## SET OF TASKS
1. From the tap outlet flow adjustor claims, copy out the stretch from "4. A selectable" through "to a tap end.".
2. In the tap outlet flow adjustor claims, what form does the adjustor body described in claim 3 take?

2. A selectable tap outlet flow adjustor as claimed in claim 1, wherein the open voids of the control disk and the open running voids of the spray forming disk are sectors of those respective disks.

3. A selectable tap outlet flow adjustor as claimed in claim 1, wherein the adjustor has a body mountable to the delivery end of a tap and which is a short cylinder in form.

4. A selectable tap outlet flow adjustor as claimed in claim 1, wherein the adjustor is adapted to be inserted into the delivery end of a tap with an internal screw thread and has an external screw thread to be fastened to a tap end.

5. A selectable tap outlet flow adjustor as claimed in claim 1, wherein the adjustor has a body mountable to the delivery end of a tap and the body and the spray forming disk are unitary/integrally formed or integrally assembled.

6. A selectable tap outlet flow adjustor as claimed in claim 1, wherein the adjustor has a holding body mountable to the delivery end of a tap and the holding body and the spray forming disk are separate and the holding body holds the control disk in use so that the control disk does not rotate with respect to the holding body.

7. A selectable tap outlet flow adjustor according to claim 1, wherein the spray forming disk or control disk comprises a turning lever, operable to rotate the disc and extending outside of the selectable tap outlet flow adjustor.

## MATERIAL
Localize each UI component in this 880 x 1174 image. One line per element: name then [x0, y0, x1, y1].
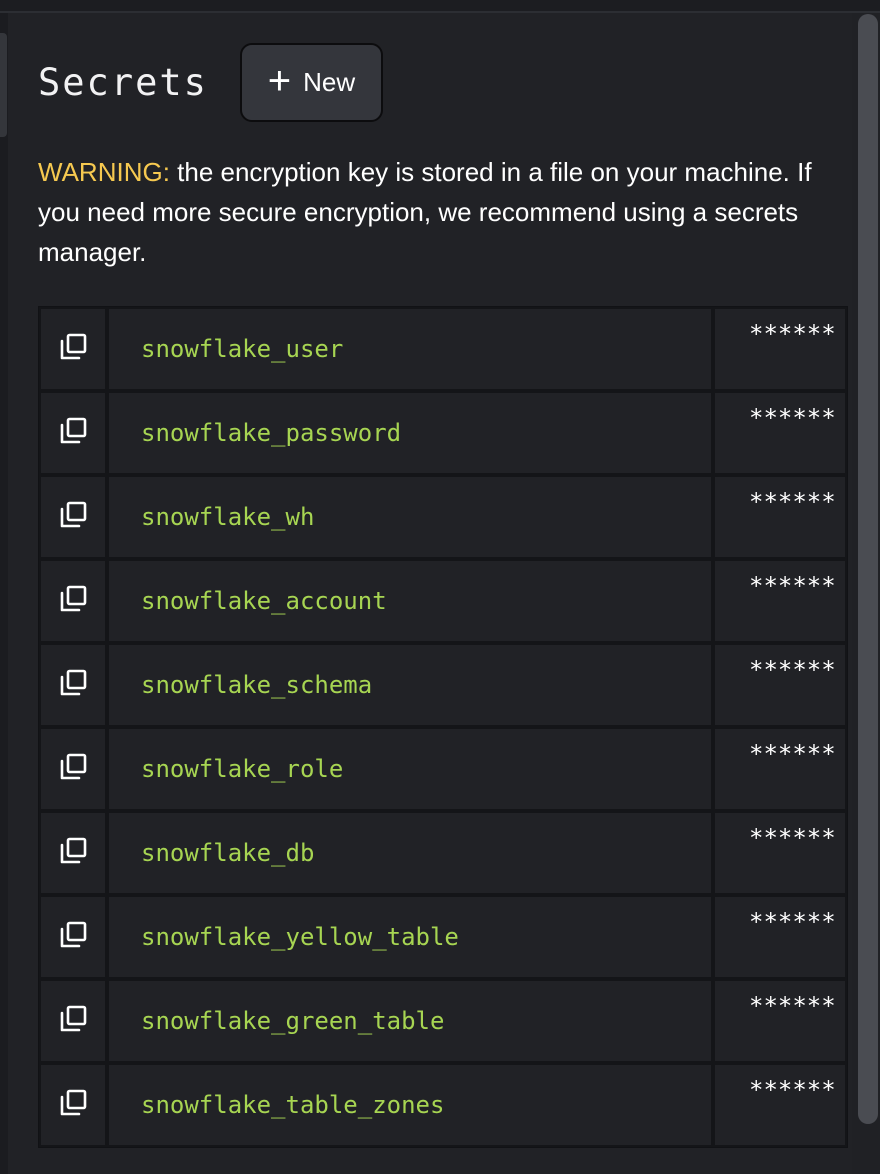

## RESULTS OF THE TASKS
1.
4. A selectable tap outlet flow adjustor as claimed in claim 1, wherein the adjustor is adapted to be inserted into the delivery end of a tap with an internal screw thread and has an external screw thread to be fastened to a tap end.

2. A short cylinder.